◆ **PROMPT**
From the data that follows, report how many lines hold the string "Ladezustand", giving only the number.

========

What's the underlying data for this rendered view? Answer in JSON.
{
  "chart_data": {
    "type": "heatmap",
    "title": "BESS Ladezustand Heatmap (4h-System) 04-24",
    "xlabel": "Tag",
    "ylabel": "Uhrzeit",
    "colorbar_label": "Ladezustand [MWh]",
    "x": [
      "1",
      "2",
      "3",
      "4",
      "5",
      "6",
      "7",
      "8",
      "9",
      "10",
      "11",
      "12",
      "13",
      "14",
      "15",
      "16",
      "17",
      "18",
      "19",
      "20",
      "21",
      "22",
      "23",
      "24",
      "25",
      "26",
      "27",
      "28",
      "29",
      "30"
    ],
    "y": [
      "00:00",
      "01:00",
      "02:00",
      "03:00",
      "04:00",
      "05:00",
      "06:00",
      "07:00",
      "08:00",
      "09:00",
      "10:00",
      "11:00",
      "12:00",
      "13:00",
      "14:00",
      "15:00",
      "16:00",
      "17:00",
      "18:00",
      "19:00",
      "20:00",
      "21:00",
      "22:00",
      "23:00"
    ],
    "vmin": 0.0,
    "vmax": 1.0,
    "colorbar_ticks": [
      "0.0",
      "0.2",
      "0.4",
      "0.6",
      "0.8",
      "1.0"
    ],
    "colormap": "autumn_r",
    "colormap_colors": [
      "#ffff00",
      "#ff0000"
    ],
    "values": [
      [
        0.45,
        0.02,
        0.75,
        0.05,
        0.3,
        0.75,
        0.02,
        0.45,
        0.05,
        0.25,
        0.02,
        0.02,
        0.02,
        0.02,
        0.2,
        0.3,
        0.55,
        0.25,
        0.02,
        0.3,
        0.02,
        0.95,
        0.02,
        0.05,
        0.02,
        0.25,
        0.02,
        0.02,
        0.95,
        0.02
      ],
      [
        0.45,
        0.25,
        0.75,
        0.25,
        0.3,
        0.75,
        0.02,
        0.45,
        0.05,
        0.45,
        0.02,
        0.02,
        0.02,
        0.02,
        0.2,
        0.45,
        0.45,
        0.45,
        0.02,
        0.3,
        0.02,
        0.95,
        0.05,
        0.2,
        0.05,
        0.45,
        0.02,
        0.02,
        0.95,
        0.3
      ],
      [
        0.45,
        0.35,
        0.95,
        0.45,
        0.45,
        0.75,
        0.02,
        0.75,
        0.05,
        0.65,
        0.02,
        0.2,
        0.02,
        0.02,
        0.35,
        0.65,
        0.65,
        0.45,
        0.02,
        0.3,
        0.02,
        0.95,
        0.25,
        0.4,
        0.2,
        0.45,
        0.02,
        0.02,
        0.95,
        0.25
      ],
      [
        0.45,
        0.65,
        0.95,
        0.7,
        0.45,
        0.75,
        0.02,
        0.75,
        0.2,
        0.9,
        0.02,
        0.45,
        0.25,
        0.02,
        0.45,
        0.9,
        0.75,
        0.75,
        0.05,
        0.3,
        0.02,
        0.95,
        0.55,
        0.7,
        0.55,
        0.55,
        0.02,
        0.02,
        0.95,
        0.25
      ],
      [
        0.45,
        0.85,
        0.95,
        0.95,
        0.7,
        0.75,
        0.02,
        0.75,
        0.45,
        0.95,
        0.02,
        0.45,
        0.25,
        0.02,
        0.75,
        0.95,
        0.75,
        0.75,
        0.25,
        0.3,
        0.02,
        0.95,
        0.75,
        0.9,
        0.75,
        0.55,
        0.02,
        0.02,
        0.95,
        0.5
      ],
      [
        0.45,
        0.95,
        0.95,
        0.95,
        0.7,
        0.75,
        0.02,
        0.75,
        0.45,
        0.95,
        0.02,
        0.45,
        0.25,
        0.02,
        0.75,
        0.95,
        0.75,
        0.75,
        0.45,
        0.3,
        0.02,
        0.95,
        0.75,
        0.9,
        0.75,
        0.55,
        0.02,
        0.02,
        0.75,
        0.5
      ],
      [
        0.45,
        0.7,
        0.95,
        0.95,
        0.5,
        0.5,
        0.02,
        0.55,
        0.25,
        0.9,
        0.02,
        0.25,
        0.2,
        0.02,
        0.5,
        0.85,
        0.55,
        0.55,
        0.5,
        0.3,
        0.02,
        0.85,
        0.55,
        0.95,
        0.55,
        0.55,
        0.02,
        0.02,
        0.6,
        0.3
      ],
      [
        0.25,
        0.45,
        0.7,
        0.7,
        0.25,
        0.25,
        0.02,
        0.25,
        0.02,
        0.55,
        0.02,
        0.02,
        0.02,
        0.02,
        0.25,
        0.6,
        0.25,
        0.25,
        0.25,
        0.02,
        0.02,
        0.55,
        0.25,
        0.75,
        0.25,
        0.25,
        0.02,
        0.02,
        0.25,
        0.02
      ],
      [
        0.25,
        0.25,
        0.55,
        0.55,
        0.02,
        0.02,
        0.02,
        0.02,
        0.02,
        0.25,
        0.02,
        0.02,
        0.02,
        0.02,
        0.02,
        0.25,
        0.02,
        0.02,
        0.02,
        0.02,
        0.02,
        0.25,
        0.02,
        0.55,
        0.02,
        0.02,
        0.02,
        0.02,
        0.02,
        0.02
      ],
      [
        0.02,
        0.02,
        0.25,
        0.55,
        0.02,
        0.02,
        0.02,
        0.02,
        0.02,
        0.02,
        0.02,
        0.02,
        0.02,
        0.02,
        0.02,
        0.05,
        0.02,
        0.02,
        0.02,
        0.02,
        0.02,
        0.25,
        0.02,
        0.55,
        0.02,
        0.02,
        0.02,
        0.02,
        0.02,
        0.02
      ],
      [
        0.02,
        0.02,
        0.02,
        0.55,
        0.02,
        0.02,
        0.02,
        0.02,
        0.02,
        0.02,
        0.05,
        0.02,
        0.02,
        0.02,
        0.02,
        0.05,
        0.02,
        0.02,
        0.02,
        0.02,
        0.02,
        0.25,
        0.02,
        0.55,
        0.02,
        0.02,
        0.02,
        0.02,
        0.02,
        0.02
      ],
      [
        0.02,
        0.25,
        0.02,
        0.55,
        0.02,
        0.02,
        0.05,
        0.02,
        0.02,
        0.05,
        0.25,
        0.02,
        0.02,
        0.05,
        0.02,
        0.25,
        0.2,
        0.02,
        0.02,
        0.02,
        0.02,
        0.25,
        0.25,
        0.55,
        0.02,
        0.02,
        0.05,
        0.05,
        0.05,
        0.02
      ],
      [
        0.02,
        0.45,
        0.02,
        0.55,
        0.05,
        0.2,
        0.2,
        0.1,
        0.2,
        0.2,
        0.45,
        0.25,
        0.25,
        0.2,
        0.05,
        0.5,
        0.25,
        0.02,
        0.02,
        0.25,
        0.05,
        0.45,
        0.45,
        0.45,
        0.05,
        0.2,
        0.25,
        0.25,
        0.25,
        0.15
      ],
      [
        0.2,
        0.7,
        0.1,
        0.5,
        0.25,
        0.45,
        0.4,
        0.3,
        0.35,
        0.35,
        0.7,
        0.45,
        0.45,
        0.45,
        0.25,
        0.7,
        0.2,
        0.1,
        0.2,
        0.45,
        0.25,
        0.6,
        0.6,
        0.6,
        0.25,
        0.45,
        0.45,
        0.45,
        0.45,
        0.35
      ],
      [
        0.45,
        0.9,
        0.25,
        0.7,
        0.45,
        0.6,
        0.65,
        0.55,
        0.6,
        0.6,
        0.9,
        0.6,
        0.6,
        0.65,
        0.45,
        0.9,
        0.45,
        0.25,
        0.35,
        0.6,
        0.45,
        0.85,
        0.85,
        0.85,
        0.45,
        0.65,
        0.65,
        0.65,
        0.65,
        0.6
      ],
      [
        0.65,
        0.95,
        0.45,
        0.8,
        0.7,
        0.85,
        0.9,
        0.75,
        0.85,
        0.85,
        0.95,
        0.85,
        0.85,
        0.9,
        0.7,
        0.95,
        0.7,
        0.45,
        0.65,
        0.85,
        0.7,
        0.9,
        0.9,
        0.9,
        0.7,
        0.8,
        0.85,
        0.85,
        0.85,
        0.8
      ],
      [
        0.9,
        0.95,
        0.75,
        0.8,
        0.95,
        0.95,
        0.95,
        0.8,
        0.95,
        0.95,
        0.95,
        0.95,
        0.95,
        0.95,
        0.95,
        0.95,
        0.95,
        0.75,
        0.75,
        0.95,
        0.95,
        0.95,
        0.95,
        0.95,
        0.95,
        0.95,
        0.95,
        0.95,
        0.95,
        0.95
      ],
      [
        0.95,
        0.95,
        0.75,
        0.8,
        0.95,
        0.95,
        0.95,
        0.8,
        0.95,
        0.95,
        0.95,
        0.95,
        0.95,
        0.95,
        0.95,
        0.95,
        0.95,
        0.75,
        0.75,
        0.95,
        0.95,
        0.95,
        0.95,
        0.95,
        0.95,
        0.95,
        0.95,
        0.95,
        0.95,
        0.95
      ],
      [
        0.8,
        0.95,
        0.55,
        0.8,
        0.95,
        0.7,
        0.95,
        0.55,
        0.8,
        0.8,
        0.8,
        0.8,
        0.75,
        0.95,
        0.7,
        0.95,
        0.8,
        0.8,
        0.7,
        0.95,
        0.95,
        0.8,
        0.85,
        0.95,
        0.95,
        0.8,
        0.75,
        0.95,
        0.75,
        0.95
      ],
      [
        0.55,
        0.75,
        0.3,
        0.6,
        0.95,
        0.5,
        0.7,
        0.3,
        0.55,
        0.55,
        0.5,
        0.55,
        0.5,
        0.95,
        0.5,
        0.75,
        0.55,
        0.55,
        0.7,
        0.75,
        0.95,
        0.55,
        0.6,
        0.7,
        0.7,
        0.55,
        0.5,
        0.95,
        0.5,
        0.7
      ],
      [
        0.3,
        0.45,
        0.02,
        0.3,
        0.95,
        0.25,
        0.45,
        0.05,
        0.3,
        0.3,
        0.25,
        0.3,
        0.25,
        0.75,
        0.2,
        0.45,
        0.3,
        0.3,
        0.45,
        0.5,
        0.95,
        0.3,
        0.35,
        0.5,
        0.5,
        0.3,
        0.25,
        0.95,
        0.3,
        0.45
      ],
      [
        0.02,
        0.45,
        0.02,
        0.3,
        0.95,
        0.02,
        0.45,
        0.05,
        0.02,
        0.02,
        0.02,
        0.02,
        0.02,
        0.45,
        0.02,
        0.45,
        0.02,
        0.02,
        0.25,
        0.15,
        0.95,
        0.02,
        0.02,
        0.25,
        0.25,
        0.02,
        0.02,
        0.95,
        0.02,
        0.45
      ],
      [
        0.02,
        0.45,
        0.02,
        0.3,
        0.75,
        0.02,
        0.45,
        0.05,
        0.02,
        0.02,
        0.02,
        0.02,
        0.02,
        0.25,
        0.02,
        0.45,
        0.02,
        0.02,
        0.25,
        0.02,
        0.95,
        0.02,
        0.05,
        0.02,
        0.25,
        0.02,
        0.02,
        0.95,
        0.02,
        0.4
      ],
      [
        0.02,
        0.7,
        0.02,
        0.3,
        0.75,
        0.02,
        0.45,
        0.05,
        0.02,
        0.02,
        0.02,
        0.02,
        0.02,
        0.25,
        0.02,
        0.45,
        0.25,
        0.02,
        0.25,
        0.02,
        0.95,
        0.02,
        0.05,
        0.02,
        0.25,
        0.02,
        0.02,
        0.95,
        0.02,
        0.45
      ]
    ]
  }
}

========

◆ **ANSWER TO THIS TASK**
2